• Input material:
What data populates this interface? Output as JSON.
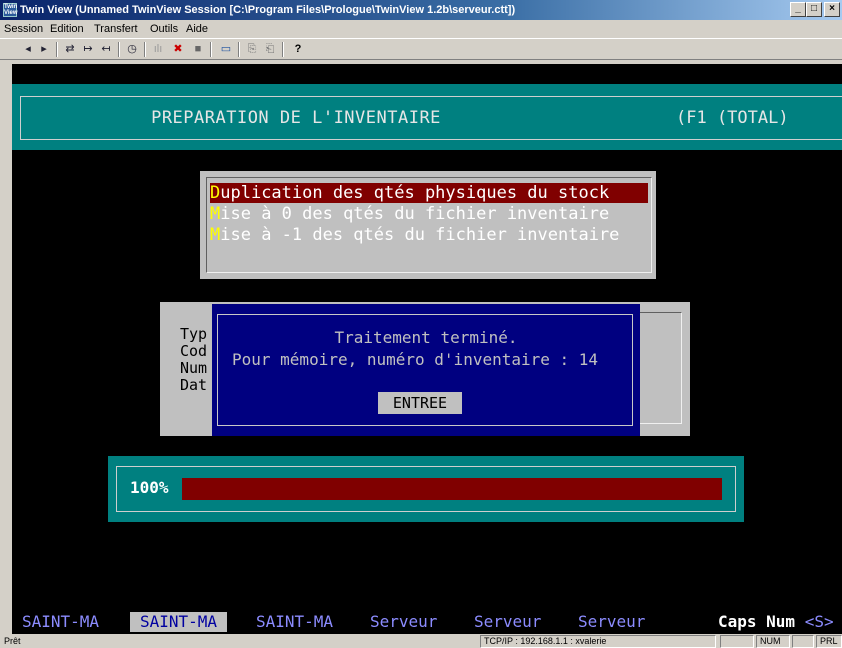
{
  "window": {
    "title": "Twin View (Unnamed TwinView Session [C:\\Program Files\\Prologue\\TwinView 1.2b\\serveur.ctt])",
    "icon_text": "Twin View",
    "buttons": {
      "minimize": "_",
      "maximize": "□",
      "close": "×"
    }
  },
  "menubar": [
    "Session",
    "Edition",
    "Transfert",
    "Outils",
    "Aide"
  ],
  "toolbar": {
    "icons": [
      "back-icon",
      "forward-icon",
      "connect-icon",
      "send-icon",
      "receive-icon",
      "clock-icon",
      "signal-icon",
      "disconnect-icon",
      "stop-icon",
      "screen-icon",
      "copy-icon",
      "paste-icon",
      "help-icon"
    ],
    "glyphs": [
      "◂",
      "▸",
      "⇄",
      "↦",
      "↤",
      "◷",
      "ılı",
      "✖",
      "■",
      "▭",
      "⎘",
      "⎗",
      "?"
    ]
  },
  "terminal": {
    "header_title": "PREPARATION DE L'INVENTAIRE",
    "header_mode": "(F1  (TOTAL)",
    "menu": [
      {
        "hotkey": "D",
        "rest": "uplication des qtés physiques du stock",
        "selected": true
      },
      {
        "hotkey": "M",
        "rest": "ise à  0 des qtés du fichier inventaire",
        "selected": false
      },
      {
        "hotkey": "M",
        "rest": "ise à -1 des qtés du fichier inventaire",
        "selected": false
      }
    ],
    "info_labels": [
      "Typ",
      "Cod",
      "Num",
      "Dat"
    ],
    "dialog": {
      "line1": "Traitement terminé.",
      "line2": "Pour mémoire, numéro d'inventaire : 14",
      "button": "ENTREE"
    },
    "progress": {
      "label": "100%",
      "value": 1.0
    },
    "status_segments": [
      {
        "text": "SAINT-MA",
        "active": false
      },
      {
        "text": "SAINT-MA",
        "active": true
      },
      {
        "text": "SAINT-MA",
        "active": false
      },
      {
        "text": "Serveur",
        "active": false
      },
      {
        "text": "Serveur",
        "active": false
      },
      {
        "text": "Serveur",
        "active": false
      }
    ],
    "caps_text": "Caps Num",
    "caps_suffix": "<S>"
  },
  "statusbar": {
    "ready": "Prêt",
    "connection": "TCP/IP : 192.168.1.1 : xvalerie",
    "num": "NUM",
    "prl": "PRL"
  },
  "colors": {
    "teal": "#008080",
    "dialog_blue": "#000080",
    "progress_red": "#800000",
    "hotkey_yellow": "#ffff00"
  }
}
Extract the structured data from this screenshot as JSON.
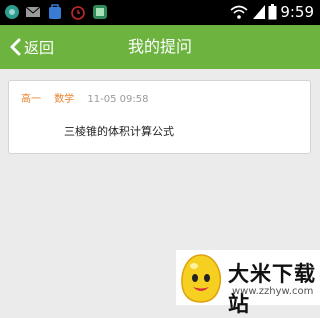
{
  "status_bar": {
    "time": "9:59",
    "icons": [
      "app-circle-icon",
      "mail-icon",
      "bag-icon",
      "alarm-icon",
      "app-square-icon",
      "wifi-icon",
      "signal-icon",
      "battery-icon"
    ]
  },
  "header": {
    "back_label": "返回",
    "title": "我的提问"
  },
  "questions": [
    {
      "grade": "高一",
      "subject": "数学",
      "time": "11-05 09:58",
      "text": "三棱锥的体积计算公式"
    }
  ],
  "watermark": {
    "name": "大米下载站",
    "url": "www.zzhyw.com"
  },
  "colors": {
    "accent": "#6db33f",
    "tag": "#e8842c",
    "background": "#ebebeb"
  }
}
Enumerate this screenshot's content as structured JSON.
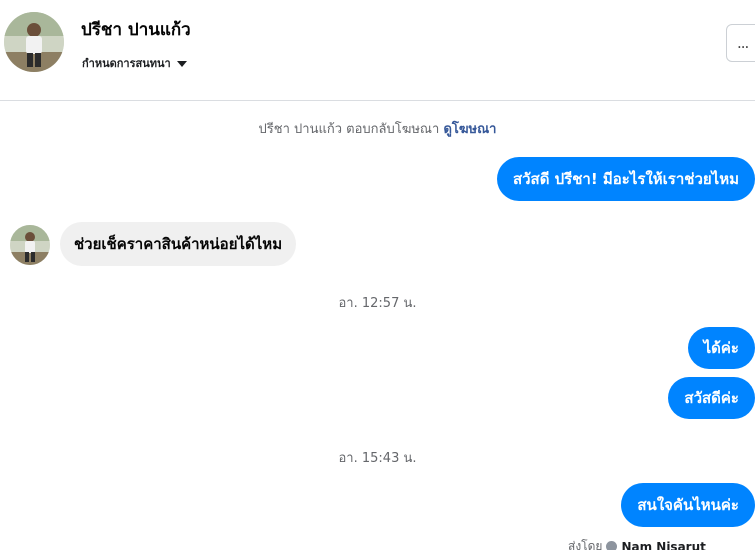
{
  "header": {
    "contact_name": "ปรีชา ปานแก้ว",
    "conversation_settings": "กำหนดการสนทนา",
    "more_label": "..."
  },
  "thread": {
    "reply_note_prefix": "ปรีชา ปานแก้ว ตอบกลับโฆษณา",
    "reply_note_link": "ดูโฆษณา",
    "messages": [
      {
        "from": "page",
        "text": "สวัสดี ปรีชา! มีอะไรให้เราช่วยไหม"
      },
      {
        "from": "contact",
        "text": "ช่วยเช็คราคาสินค้าหน่อยได้ไหม"
      },
      {
        "from": "page",
        "text": "ได้ค่ะ"
      },
      {
        "from": "page",
        "text": "สวัสดีค่ะ"
      },
      {
        "from": "page",
        "text": "สนใจคันไหนค่ะ"
      }
    ],
    "timestamps": [
      "อา. 12:57 น.",
      "อา. 15:43 น."
    ],
    "sent_by_prefix": "ส่งโดย",
    "sent_by_name": "Nam Nisarut"
  },
  "colors": {
    "outgoing_bubble": "#0084ff",
    "incoming_bubble": "#f0f0f0",
    "link": "#365899"
  },
  "icons": {
    "contact_avatar": "person-photo",
    "settings_caret": "caret-down-icon",
    "more": "ellipsis-icon",
    "sent_check": "check-circle-icon"
  }
}
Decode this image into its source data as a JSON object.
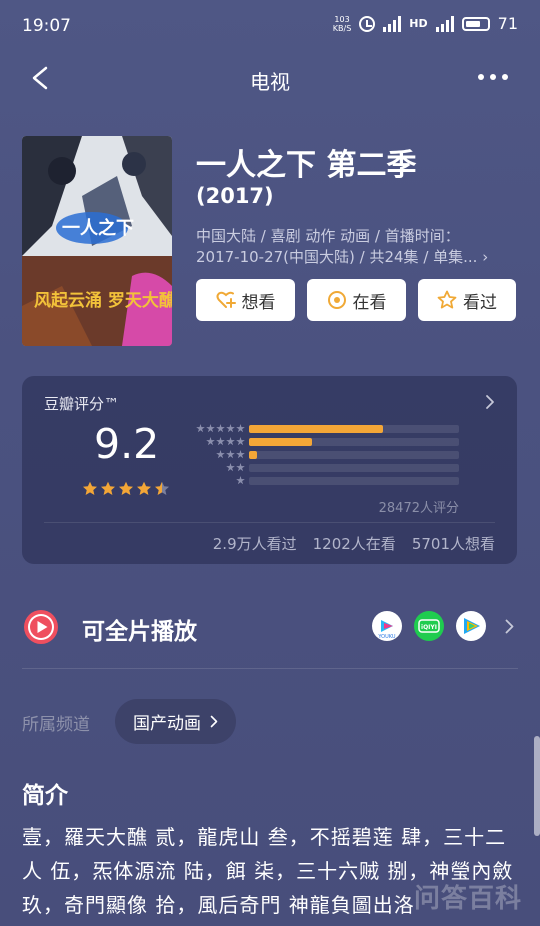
{
  "status_bar": {
    "time": "19:07",
    "net_speed_value": "103",
    "net_speed_unit": "KB/S",
    "network_label": "4G",
    "network2_label": "4G+",
    "hd_label": "HD",
    "battery": "71",
    "battery_level": 0.71
  },
  "nav": {
    "title": "电视"
  },
  "show": {
    "title": "一人之下 第二季",
    "year": "(2017)",
    "meta_line1": "中国大陆 / 喜剧 动作 动画 / 首播时间：",
    "meta_line2": "2017-10-27(中国大陆) / 共24集 / 单集...",
    "poster_text_top": "一人之下",
    "poster_text_bottom": "风起云涌 罗天大醮"
  },
  "actions": [
    {
      "label": "想看",
      "icon": "heart-plus-icon"
    },
    {
      "label": "在看",
      "icon": "target-icon"
    },
    {
      "label": "看过",
      "icon": "star-outline-icon"
    }
  ],
  "rating": {
    "label": "豆瓣评分™",
    "score": "9.2",
    "stars": 4.5,
    "raters": "28472人评分",
    "distribution": [
      {
        "stars": 5,
        "fraction": 0.64
      },
      {
        "stars": 4,
        "fraction": 0.3
      },
      {
        "stars": 3,
        "fraction": 0.04
      },
      {
        "stars": 2,
        "fraction": 0.0
      },
      {
        "stars": 1,
        "fraction": 0.0
      }
    ],
    "seen": "2.9万人看过",
    "watching": "1202人在看",
    "wish": "5701人想看",
    "accent_color": "#f3a637"
  },
  "play": {
    "label": "可全片播放",
    "platforms": [
      {
        "name": "youku-icon",
        "text": "YOUKU"
      },
      {
        "name": "iqiyi-icon",
        "text": "iQIYI"
      },
      {
        "name": "tencent-video-icon",
        "text": ""
      }
    ]
  },
  "channel": {
    "label": "所属频道",
    "value": "国产动画"
  },
  "intro": {
    "title": "简介",
    "text": "壹，羅天大醮 贰，龍虎山 叁，不摇碧莲 肆，三十二人 伍，炁体源流 陆，餌 柒，三十六贼 捌，神瑩內斂 玖，奇門顯像 拾，風后奇門 神龍負圖出洛"
  },
  "watermark": "问答百科"
}
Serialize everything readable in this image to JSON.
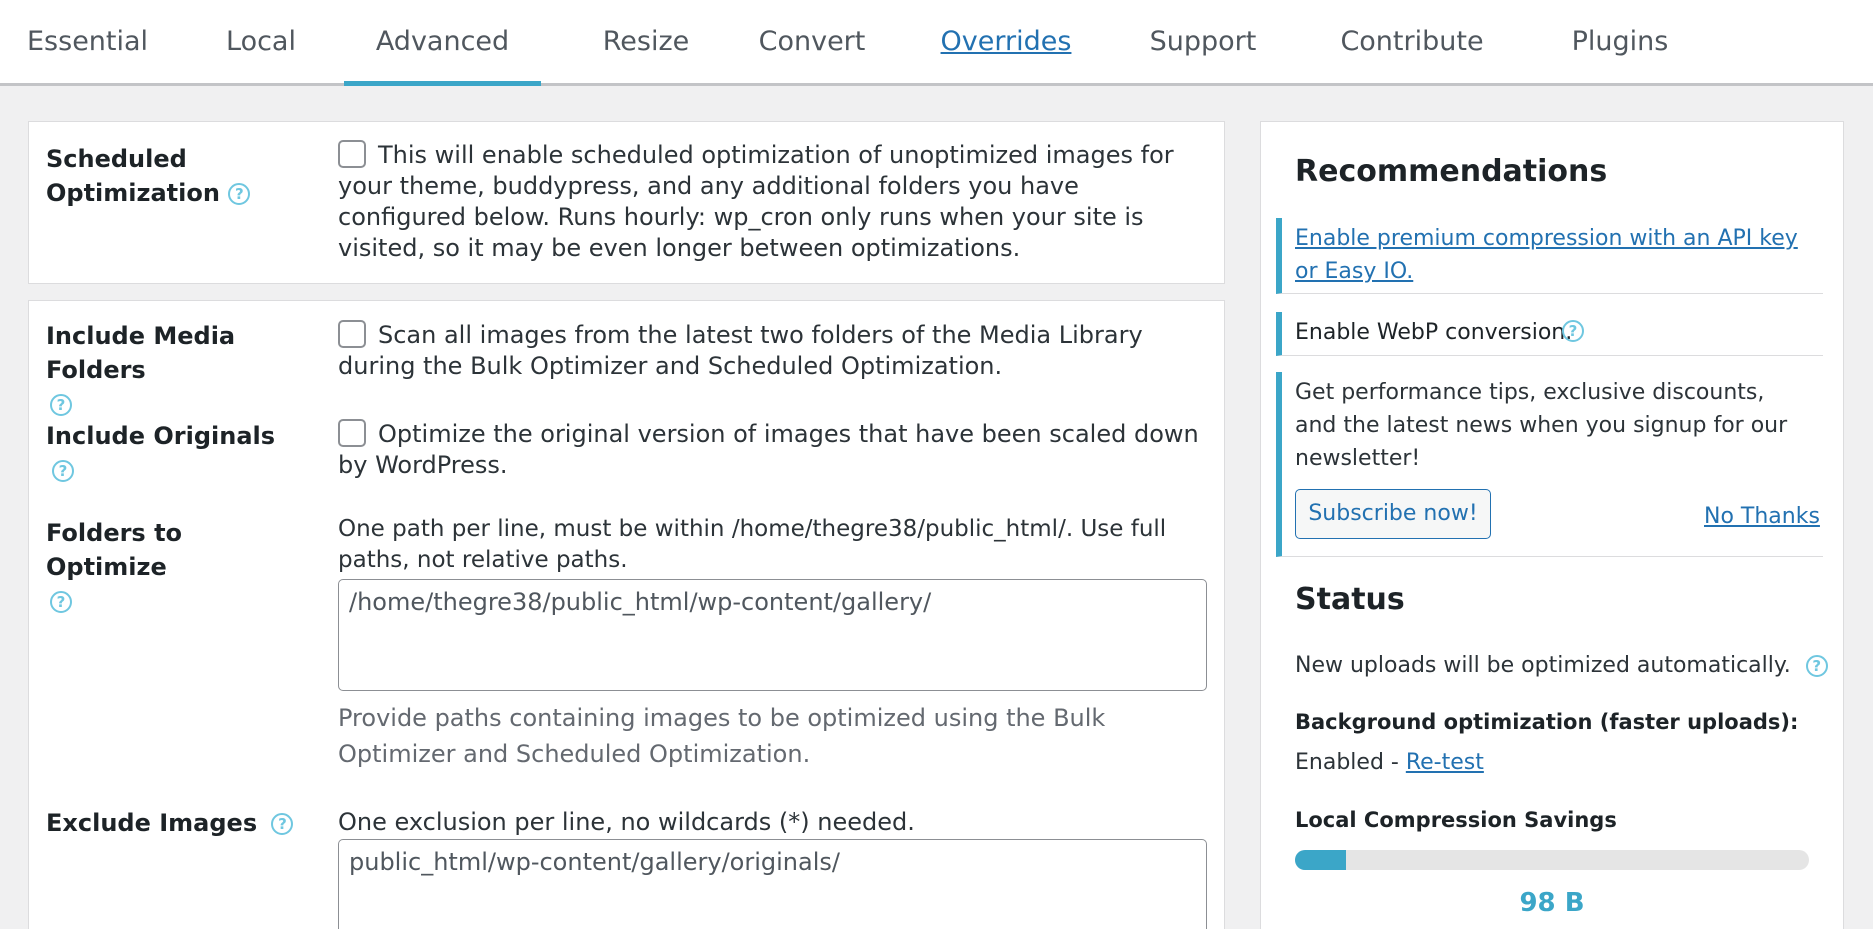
{
  "tabs": [
    "Essential",
    "Local",
    "Advanced",
    "Resize",
    "Convert",
    "Overrides",
    "Support",
    "Contribute",
    "Plugins"
  ],
  "active_tab": "Advanced",
  "scheduled": {
    "label_line1": "Scheduled",
    "label_line2": "Optimization",
    "help": "?",
    "desc": "This will enable scheduled optimization of unoptimized images for your theme, buddypress, and any additional folders you have configured below. Runs hourly: wp_cron only runs when your site is visited, so it may be even longer between optimizations."
  },
  "media_folders": {
    "label": "Include Media Folders",
    "help": "?",
    "desc": "Scan all images from the latest two folders of the Media Library during the Bulk Optimizer and Scheduled Optimization."
  },
  "originals": {
    "label": "Include Originals",
    "help": "?",
    "desc": "Optimize the original version of images that have been scaled down by WordPress."
  },
  "folders": {
    "label": "Folders to Optimize",
    "help": "?",
    "desc": "One path per line, must be within /home/thegre38/public_html/. Use full paths, not relative paths.",
    "value": "/home/thegre38/public_html/wp-content/gallery/",
    "note": "Provide paths containing images to be optimized using the Bulk Optimizer and Scheduled Optimization."
  },
  "exclude": {
    "label": "Exclude Images",
    "help": "?",
    "desc": "One exclusion per line, no wildcards (*) needed.",
    "value": "public_html/wp-content/gallery/originals/"
  },
  "sidebar": {
    "rec_title": "Recommendations",
    "rec_premium": "Enable premium compression with an API key or Easy IO.",
    "rec_webp": "Enable WebP conversion.",
    "rec_webp_help": "?",
    "newsletter_text": "Get performance tips, exclusive discounts, and the latest news when you signup for our newsletter!",
    "subscribe_label": "Subscribe now!",
    "no_thanks_label": "No Thanks",
    "status_title": "Status",
    "status_uploads": "New uploads will be optimized automatically.",
    "status_uploads_help": "?",
    "bg_title": "Background optimization (faster uploads):",
    "bg_enabled": "Enabled - ",
    "bg_retest": "Re-test",
    "savings_title": "Local Compression Savings",
    "savings_fraction": 0.1,
    "savings_value": "98 B"
  },
  "colors": {
    "accent": "#3ba6c8",
    "link": "#2271b1"
  }
}
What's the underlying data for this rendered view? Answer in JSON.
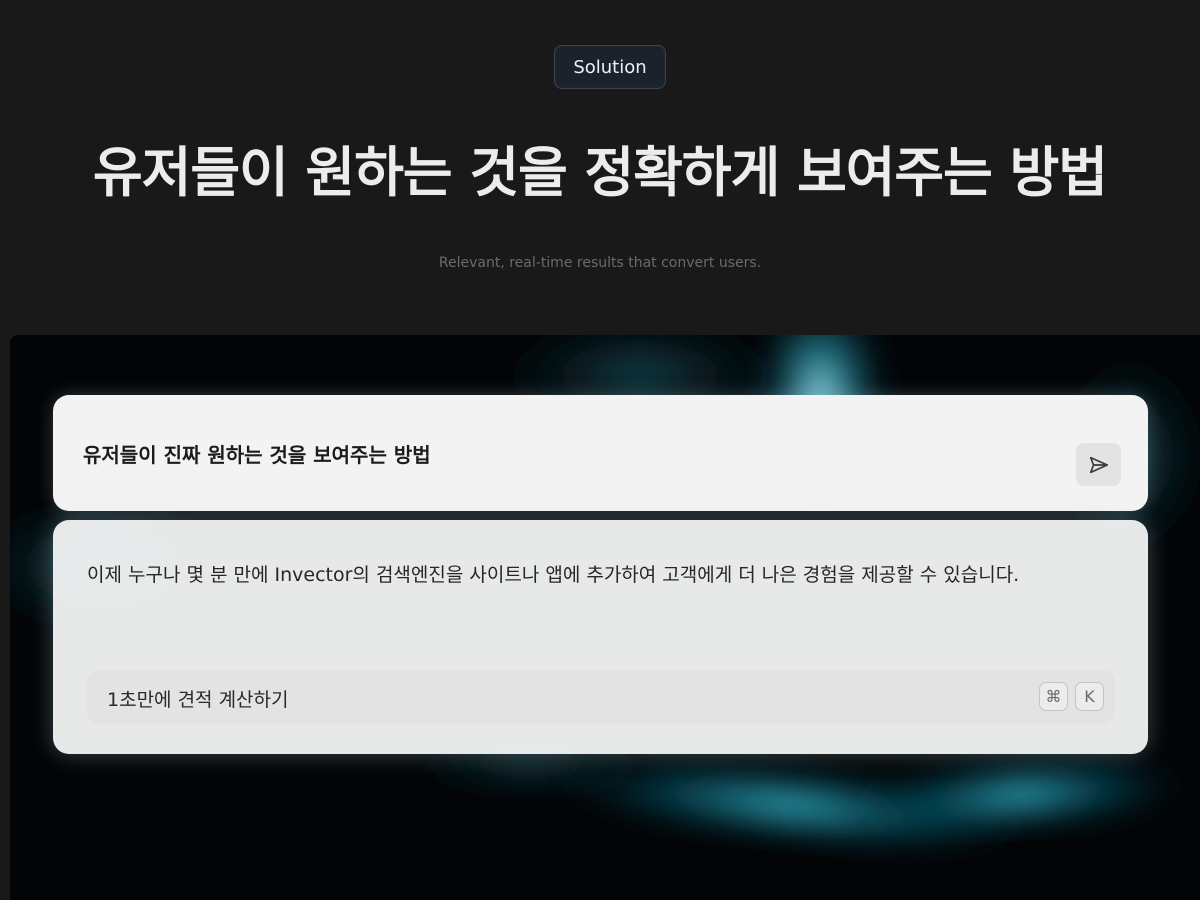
{
  "badge": {
    "label": "Solution"
  },
  "hero": {
    "title": "유저들이 원하는 것을 정확하게 보여주는 방법",
    "subtitle": "Relevant, real-time results that convert users."
  },
  "search": {
    "query": "유저들이 진짜 원하는 것을 보여주는 방법",
    "send_icon": "send-icon"
  },
  "result": {
    "text": "이제 누구나 몇 분 만에 Invector의 검색엔진을 사이트나 앱에 추가하여 고객에게 더 나은 경험을 제공할 수 있습니다.",
    "quick_action": "1초만에 견적 계산하기",
    "shortcut": {
      "modifier": "⌘",
      "key": "K"
    }
  },
  "colors": {
    "background": "#191919",
    "accent_cyan": "#19b8d6",
    "card": "#f3f3f3"
  }
}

• Stated goal:
Search the preceding listing for "circle" and extract every line where it is found.

• Answer in full:
      "app-circle-icon",
    "sent_check": "check-circle-icon"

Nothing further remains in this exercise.